- _TASK BRIEF_:
What is the number of lines in the data holding the word "группа"? Give that number by itself.

Stored items from a collection:
## Start

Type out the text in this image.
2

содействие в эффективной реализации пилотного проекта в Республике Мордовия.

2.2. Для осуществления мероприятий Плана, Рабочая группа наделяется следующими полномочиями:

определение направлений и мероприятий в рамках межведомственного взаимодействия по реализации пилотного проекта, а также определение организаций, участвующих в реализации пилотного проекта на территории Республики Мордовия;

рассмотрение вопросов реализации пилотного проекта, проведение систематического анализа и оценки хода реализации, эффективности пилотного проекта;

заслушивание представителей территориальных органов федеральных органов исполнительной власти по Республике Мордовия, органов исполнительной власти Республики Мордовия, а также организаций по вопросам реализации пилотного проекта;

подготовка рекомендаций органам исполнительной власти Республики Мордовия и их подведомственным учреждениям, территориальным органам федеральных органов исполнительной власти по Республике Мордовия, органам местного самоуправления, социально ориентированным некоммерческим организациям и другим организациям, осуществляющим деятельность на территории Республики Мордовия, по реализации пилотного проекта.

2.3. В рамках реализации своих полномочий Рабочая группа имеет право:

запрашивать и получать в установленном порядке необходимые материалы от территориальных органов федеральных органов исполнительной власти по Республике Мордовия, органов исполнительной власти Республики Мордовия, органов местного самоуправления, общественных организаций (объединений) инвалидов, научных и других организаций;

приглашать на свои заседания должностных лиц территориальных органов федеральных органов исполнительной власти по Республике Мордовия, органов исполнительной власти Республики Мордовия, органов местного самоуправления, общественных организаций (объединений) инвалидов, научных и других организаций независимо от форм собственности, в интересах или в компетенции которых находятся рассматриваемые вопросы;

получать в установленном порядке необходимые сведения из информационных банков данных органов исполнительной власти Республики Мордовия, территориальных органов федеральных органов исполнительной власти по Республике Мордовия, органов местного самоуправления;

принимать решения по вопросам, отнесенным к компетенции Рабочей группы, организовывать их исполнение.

## End

- _WRITTEN RESPONSE_:
2